# EXERCISE INPUT:
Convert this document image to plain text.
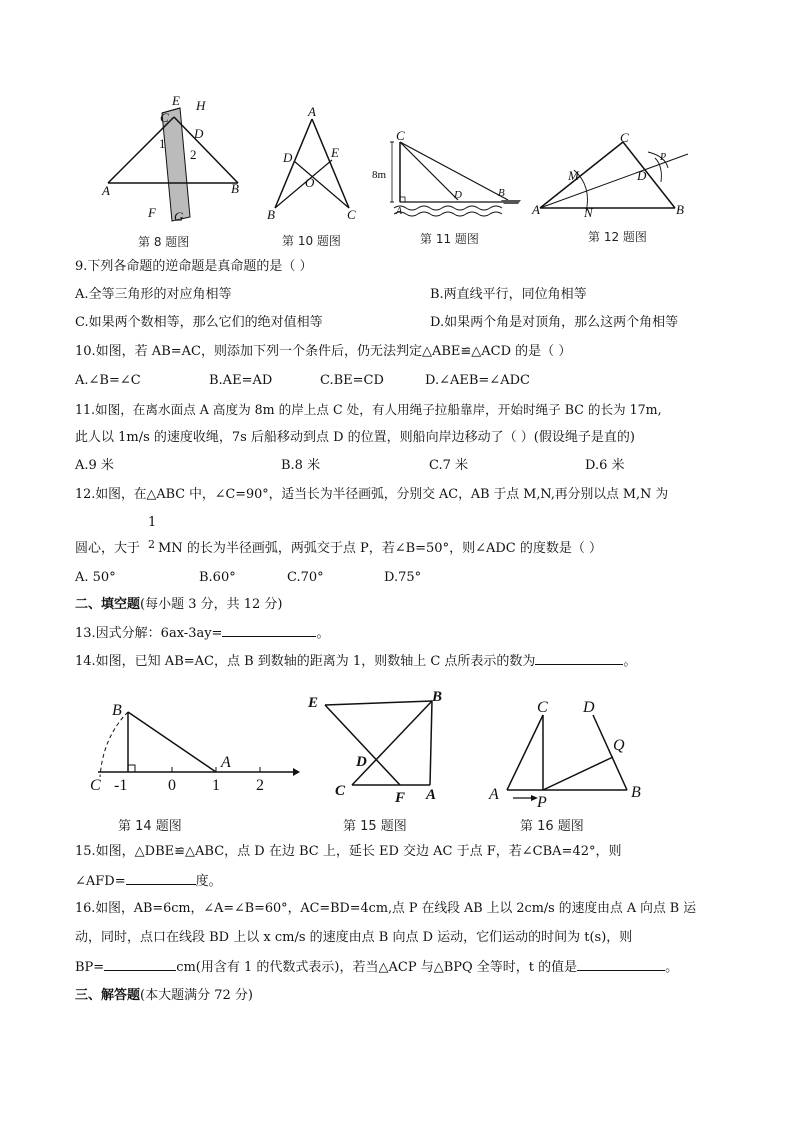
E H
C
D
1
2
A	B
F G
第 8 题图
A
D	E
O
B	C
第 10 题图
C
8m
D	B
A
第 11 题图
C
M
P
D
A	N	B
第 12 题图
9.下列各命题的逆命题是真命题的是（ ）
A.全等三角形的对应角相等	B.两直线平行，同位角相等
C.如果两个数相等，那么它们的绝对值相等	D.如果两个角是对顶角，那么这两个角相等
10.如图，若 AB=AC，则添加下列一个条件后，仍无法判定△ABE≌△ACD 的是（ ）
A.∠B=∠C	B.AE=AD	C.BE=CD	D.∠AEB=∠ADC
11.如图，在离水面点 A 高度为 8m 的岸上点 C 处，有人用绳子拉船靠岸，开始时绳子 BC 的长为 17m,
此人以 1m/s 的速度收绳，7s 后船移动到点 D 的位置，则船向岸边移动了（ ）(假设绳子是直的)
A.9 米	B.8 米	C.7 米	D.6 米
12.如图，在△ABC 中，∠C=90°，适当长为半径画弧，分别交 AC，AB 于点 M,N,再分别以点 M,N 为
1
圆心，大于 2 MN 的长为半径画弧，两弧交于点 P，若∠B=50°，则∠ADC 的度数是（ ）
A. 50°	B.60°	C.70°	D.75°
二、填空题(每小题 3 分，共 12 分)
13.因式分解：6ax-3ay=	。
14.如图，已知 AB=AC，点 B 到数轴的距离为 1，则数轴上 C 点所表示的数为	。
B
A
C -1	0 1 2
第 14 题图
E	B
D
C	F A
第 15 题图
C D
Q
A P
B
第 16 题图
15.如图，△DBE≌△ABC，点 D 在边 BC 上，延长 ED 交边 AC 于点 F，若∠CBA=42°，则
∠AFD=	度。
16.如图，AB=6cm，∠A=∠B=60°，AC=BD=4cm,点 P 在线段 AB 上以 2cm/s 的速度由点 A 向点 B 运
动，同时，点口在线段 BD 上以 x cm/s 的速度由点 B 向点 D 运动，它们运动的时间为 t(s)，则
BP=	cm(用含有 1 的代数式表示)，若当△ACP 与△BPQ 全等时，t 的值是	。
三、解答题(本大题满分 72 分)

# STATED EXERCISE:
Pull out all lines from the entries above that include the word "的速度由点".

# EXERCISE ANSWER:
16.如图，AB=6cm，∠A=∠B=60°，AC=BD=4cm,点 P 在线段 AB 上以 2cm/s 的速度由点 A 向点 B 运
动，同时，点口在线段 BD 上以 x cm/s 的速度由点 B 向点 D 运动，它们运动的时间为 t(s)，则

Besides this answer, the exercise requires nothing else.